- STATED EXERCISE -
Reproduce all lines of the listing below in which the word "text" occurs.

-------- THE INPUT --------

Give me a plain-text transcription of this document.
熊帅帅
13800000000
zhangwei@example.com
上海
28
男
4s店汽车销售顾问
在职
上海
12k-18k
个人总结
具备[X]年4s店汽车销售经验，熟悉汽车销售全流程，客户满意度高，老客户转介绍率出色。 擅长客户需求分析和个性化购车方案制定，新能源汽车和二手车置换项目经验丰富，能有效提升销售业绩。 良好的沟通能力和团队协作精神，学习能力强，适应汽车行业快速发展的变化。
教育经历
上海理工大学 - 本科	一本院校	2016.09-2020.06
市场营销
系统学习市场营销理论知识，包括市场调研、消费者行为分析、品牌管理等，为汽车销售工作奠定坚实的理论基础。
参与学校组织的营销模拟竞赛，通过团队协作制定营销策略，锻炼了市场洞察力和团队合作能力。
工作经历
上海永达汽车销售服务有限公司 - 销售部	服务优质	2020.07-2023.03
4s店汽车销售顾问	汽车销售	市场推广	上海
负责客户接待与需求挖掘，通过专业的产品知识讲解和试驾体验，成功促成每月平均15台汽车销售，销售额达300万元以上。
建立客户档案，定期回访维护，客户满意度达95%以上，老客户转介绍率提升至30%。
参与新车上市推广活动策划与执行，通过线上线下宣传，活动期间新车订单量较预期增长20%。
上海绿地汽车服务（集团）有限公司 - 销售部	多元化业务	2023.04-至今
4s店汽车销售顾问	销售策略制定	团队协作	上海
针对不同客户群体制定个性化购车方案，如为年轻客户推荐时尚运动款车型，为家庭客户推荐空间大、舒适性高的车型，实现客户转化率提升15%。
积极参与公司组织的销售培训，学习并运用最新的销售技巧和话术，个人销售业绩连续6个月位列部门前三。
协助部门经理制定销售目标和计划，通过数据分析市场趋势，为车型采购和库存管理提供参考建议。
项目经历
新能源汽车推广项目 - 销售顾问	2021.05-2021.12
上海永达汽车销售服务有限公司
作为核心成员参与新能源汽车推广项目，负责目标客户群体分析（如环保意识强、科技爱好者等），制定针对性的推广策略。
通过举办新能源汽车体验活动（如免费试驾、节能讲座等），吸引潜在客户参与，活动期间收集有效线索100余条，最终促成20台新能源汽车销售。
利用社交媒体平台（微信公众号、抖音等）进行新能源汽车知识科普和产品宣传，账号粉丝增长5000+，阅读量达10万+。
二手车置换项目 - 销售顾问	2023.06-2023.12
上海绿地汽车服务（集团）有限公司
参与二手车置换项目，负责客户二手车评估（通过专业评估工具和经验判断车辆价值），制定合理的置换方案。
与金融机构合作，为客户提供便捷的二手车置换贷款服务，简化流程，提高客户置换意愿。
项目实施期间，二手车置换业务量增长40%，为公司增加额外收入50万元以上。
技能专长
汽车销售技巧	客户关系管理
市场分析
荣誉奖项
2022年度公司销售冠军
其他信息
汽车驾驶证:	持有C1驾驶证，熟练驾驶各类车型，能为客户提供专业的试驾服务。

--------
-------- THE INPUT --------

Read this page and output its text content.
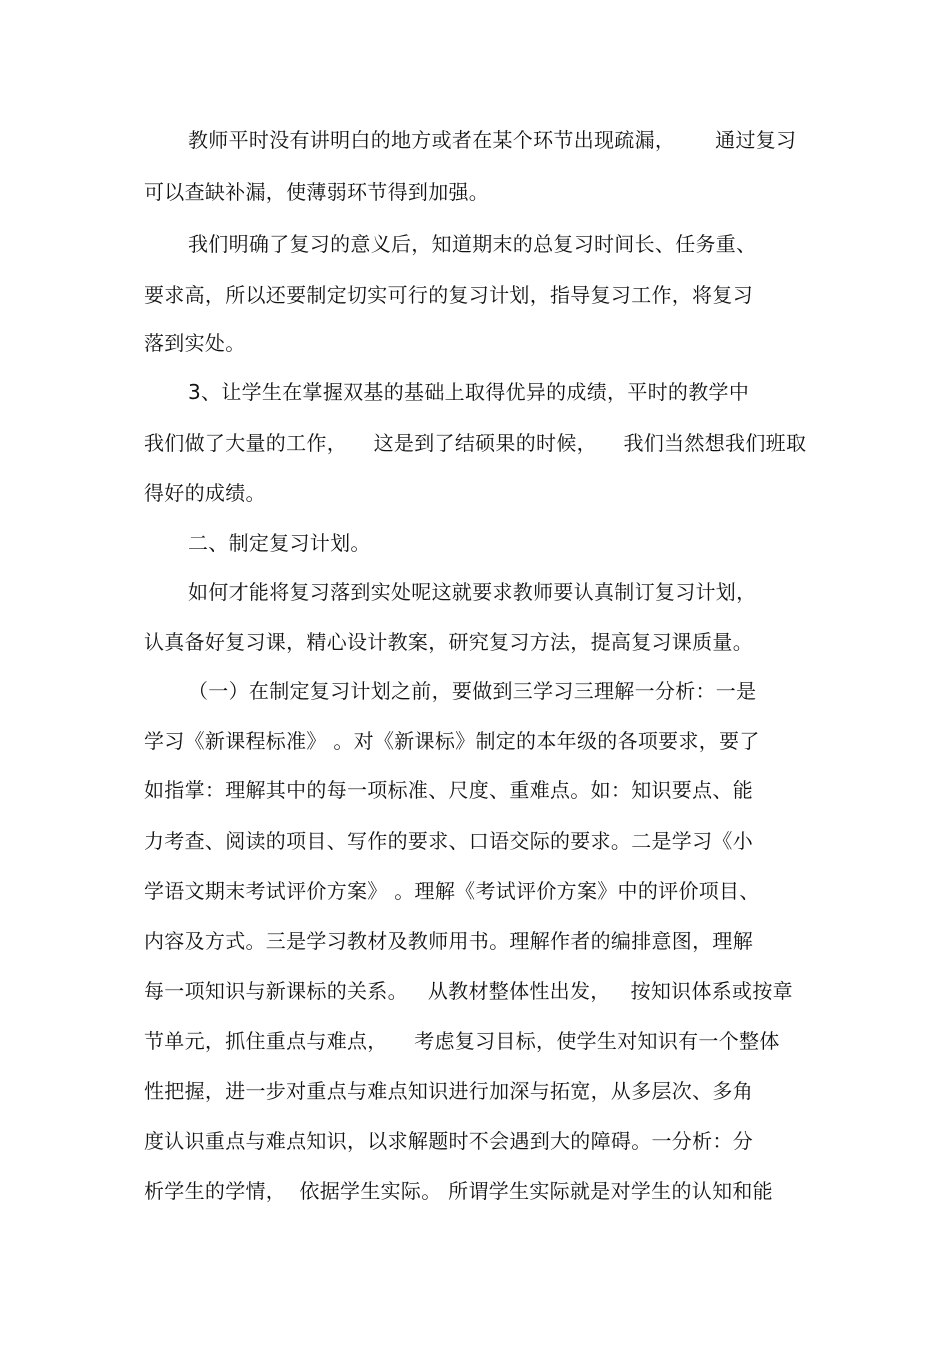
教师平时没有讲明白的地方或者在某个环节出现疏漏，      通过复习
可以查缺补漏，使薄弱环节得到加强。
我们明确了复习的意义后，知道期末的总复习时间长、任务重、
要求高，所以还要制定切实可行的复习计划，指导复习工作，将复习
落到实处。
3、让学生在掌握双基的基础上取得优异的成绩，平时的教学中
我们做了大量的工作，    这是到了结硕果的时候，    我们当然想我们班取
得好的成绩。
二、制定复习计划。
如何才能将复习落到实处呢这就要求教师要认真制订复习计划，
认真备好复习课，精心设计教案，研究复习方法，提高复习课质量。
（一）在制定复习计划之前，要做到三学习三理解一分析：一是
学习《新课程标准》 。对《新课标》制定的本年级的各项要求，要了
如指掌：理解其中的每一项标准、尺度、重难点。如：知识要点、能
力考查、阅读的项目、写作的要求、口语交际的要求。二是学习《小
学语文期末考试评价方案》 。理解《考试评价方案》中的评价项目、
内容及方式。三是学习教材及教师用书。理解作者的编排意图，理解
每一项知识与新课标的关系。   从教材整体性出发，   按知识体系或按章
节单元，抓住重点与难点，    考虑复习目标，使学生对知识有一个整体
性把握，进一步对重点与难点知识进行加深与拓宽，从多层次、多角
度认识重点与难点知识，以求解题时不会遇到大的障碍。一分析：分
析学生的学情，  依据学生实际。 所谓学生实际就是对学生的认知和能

--------

- WRITTEN ANSWER -
Give me a plain-text transcription of this document.
Read this page and output its text content.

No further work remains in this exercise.